Set exercise ▸ Would you transcribe the whole listing exactly, minus its pictures?

╭─ Entries supplied

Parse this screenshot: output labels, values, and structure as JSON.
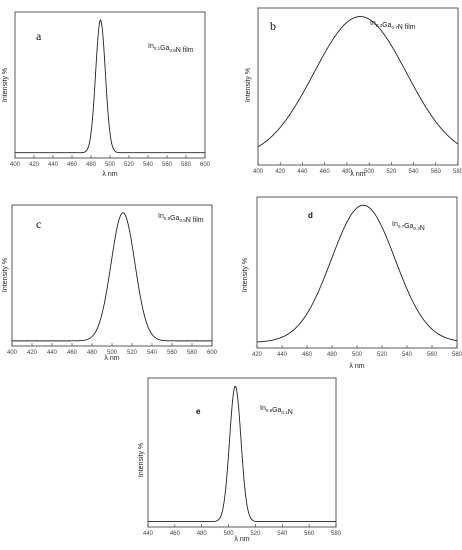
{
  "chart_data": [
    {
      "panel_label": "a",
      "type": "line",
      "annotation": {
        "parts": [
          [
            "In",
            false
          ],
          [
            "0.1",
            true
          ],
          [
            "Ga",
            false
          ],
          [
            "0.9",
            true
          ],
          [
            "N film",
            false
          ]
        ]
      },
      "xlabel": "λ nm",
      "ylabel": "Intensity %",
      "xlim": [
        400,
        600
      ],
      "xticks": [
        400,
        420,
        440,
        460,
        480,
        500,
        520,
        540,
        560,
        580,
        600
      ],
      "series": [
        {
          "peak_x": 490,
          "fwhm": 12,
          "baseline": 0.0,
          "peak_y": 1.0
        }
      ]
    },
    {
      "panel_label": "b",
      "type": "line",
      "annotation": {
        "parts": [
          [
            "In",
            false
          ],
          [
            "0.3",
            true
          ],
          [
            "Ga",
            false
          ],
          [
            "0.7",
            true
          ],
          [
            "N film",
            false
          ]
        ]
      },
      "xlabel": "λ nm",
      "ylabel": "Intensity %",
      "xlim": [
        400,
        580
      ],
      "xticks": [
        400,
        420,
        440,
        460,
        480,
        500,
        520,
        540,
        560,
        580
      ],
      "series": [
        {
          "peak_x": 492,
          "fwhm": 98,
          "baseline": 0.0,
          "peak_y": 1.0
        }
      ]
    },
    {
      "panel_label": "c",
      "type": "line",
      "annotation": {
        "parts": [
          [
            "In",
            false
          ],
          [
            "0.5",
            true
          ],
          [
            "Ga",
            false
          ],
          [
            "0.5",
            true
          ],
          [
            "N film",
            false
          ]
        ]
      },
      "xlabel": "λ nm",
      "ylabel": "Intensity %",
      "xlim": [
        400,
        600
      ],
      "xticks": [
        400,
        420,
        440,
        460,
        480,
        500,
        520,
        540,
        560,
        580,
        600
      ],
      "series": [
        {
          "peak_x": 511,
          "fwhm": 28,
          "baseline": 0.0,
          "peak_y": 1.0
        }
      ]
    },
    {
      "panel_label": "d",
      "type": "line",
      "annotation": {
        "parts": [
          [
            "In",
            false
          ],
          [
            "0.7",
            true
          ],
          [
            "Ga",
            false
          ],
          [
            "0.3",
            true
          ],
          [
            "N",
            false
          ]
        ]
      },
      "xlabel": "λ nm",
      "ylabel": "Intensity %",
      "xlim": [
        420,
        580
      ],
      "xticks": [
        420,
        440,
        460,
        480,
        500,
        520,
        540,
        560,
        580
      ],
      "series": [
        {
          "peak_x": 505,
          "fwhm": 60,
          "baseline": 0.0,
          "peak_y": 1.0
        }
      ]
    },
    {
      "panel_label": "e",
      "type": "line",
      "annotation": {
        "parts": [
          [
            "In",
            false
          ],
          [
            "0.9",
            true
          ],
          [
            "Ga",
            false
          ],
          [
            "0.1",
            true
          ],
          [
            "N",
            false
          ]
        ]
      },
      "xlabel": "λ nm",
      "ylabel": "Intensity %",
      "xlim": [
        440,
        580
      ],
      "xticks": [
        440,
        460,
        480,
        500,
        520,
        540,
        560,
        580
      ],
      "series": [
        {
          "peak_x": 505,
          "fwhm": 10,
          "baseline": 0.0,
          "peak_y": 1.0
        }
      ]
    }
  ]
}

╰─

Answer to the problem ▸
Parse this screenshot: output labels, values, and structure as JSON.
{
  "chart_data": [
    {
      "panel_label": "a",
      "type": "line",
      "annotation": {
        "parts": [
          [
            "In",
            false
          ],
          [
            "0.1",
            true
          ],
          [
            "Ga",
            false
          ],
          [
            "0.9",
            true
          ],
          [
            "N film",
            false
          ]
        ]
      },
      "xlabel": "λ nm",
      "ylabel": "Intensity %",
      "xlim": [
        400,
        600
      ],
      "xticks": [
        400,
        420,
        440,
        460,
        480,
        500,
        520,
        540,
        560,
        580,
        600
      ],
      "series": [
        {
          "peak_x": 490,
          "fwhm": 12,
          "baseline": 0.0,
          "peak_y": 1.0
        }
      ]
    },
    {
      "panel_label": "b",
      "type": "line",
      "annotation": {
        "parts": [
          [
            "In",
            false
          ],
          [
            "0.3",
            true
          ],
          [
            "Ga",
            false
          ],
          [
            "0.7",
            true
          ],
          [
            "N film",
            false
          ]
        ]
      },
      "xlabel": "λ nm",
      "ylabel": "Intensity %",
      "xlim": [
        400,
        580
      ],
      "xticks": [
        400,
        420,
        440,
        460,
        480,
        500,
        520,
        540,
        560,
        580
      ],
      "series": [
        {
          "peak_x": 492,
          "fwhm": 98,
          "baseline": 0.0,
          "peak_y": 1.0
        }
      ]
    },
    {
      "panel_label": "c",
      "type": "line",
      "annotation": {
        "parts": [
          [
            "In",
            false
          ],
          [
            "0.5",
            true
          ],
          [
            "Ga",
            false
          ],
          [
            "0.5",
            true
          ],
          [
            "N film",
            false
          ]
        ]
      },
      "xlabel": "λ nm",
      "ylabel": "Intensity %",
      "xlim": [
        400,
        600
      ],
      "xticks": [
        400,
        420,
        440,
        460,
        480,
        500,
        520,
        540,
        560,
        580,
        600
      ],
      "series": [
        {
          "peak_x": 511,
          "fwhm": 28,
          "baseline": 0.0,
          "peak_y": 1.0
        }
      ]
    },
    {
      "panel_label": "d",
      "type": "line",
      "annotation": {
        "parts": [
          [
            "In",
            false
          ],
          [
            "0.7",
            true
          ],
          [
            "Ga",
            false
          ],
          [
            "0.3",
            true
          ],
          [
            "N",
            false
          ]
        ]
      },
      "xlabel": "λ nm",
      "ylabel": "Intensity %",
      "xlim": [
        420,
        580
      ],
      "xticks": [
        420,
        440,
        460,
        480,
        500,
        520,
        540,
        560,
        580
      ],
      "series": [
        {
          "peak_x": 505,
          "fwhm": 60,
          "baseline": 0.0,
          "peak_y": 1.0
        }
      ]
    },
    {
      "panel_label": "e",
      "type": "line",
      "annotation": {
        "parts": [
          [
            "In",
            false
          ],
          [
            "0.9",
            true
          ],
          [
            "Ga",
            false
          ],
          [
            "0.1",
            true
          ],
          [
            "N",
            false
          ]
        ]
      },
      "xlabel": "λ nm",
      "ylabel": "Intensity %",
      "xlim": [
        440,
        580
      ],
      "xticks": [
        440,
        460,
        480,
        500,
        520,
        540,
        560,
        580
      ],
      "series": [
        {
          "peak_x": 505,
          "fwhm": 10,
          "baseline": 0.0,
          "peak_y": 1.0
        }
      ]
    }
  ]
}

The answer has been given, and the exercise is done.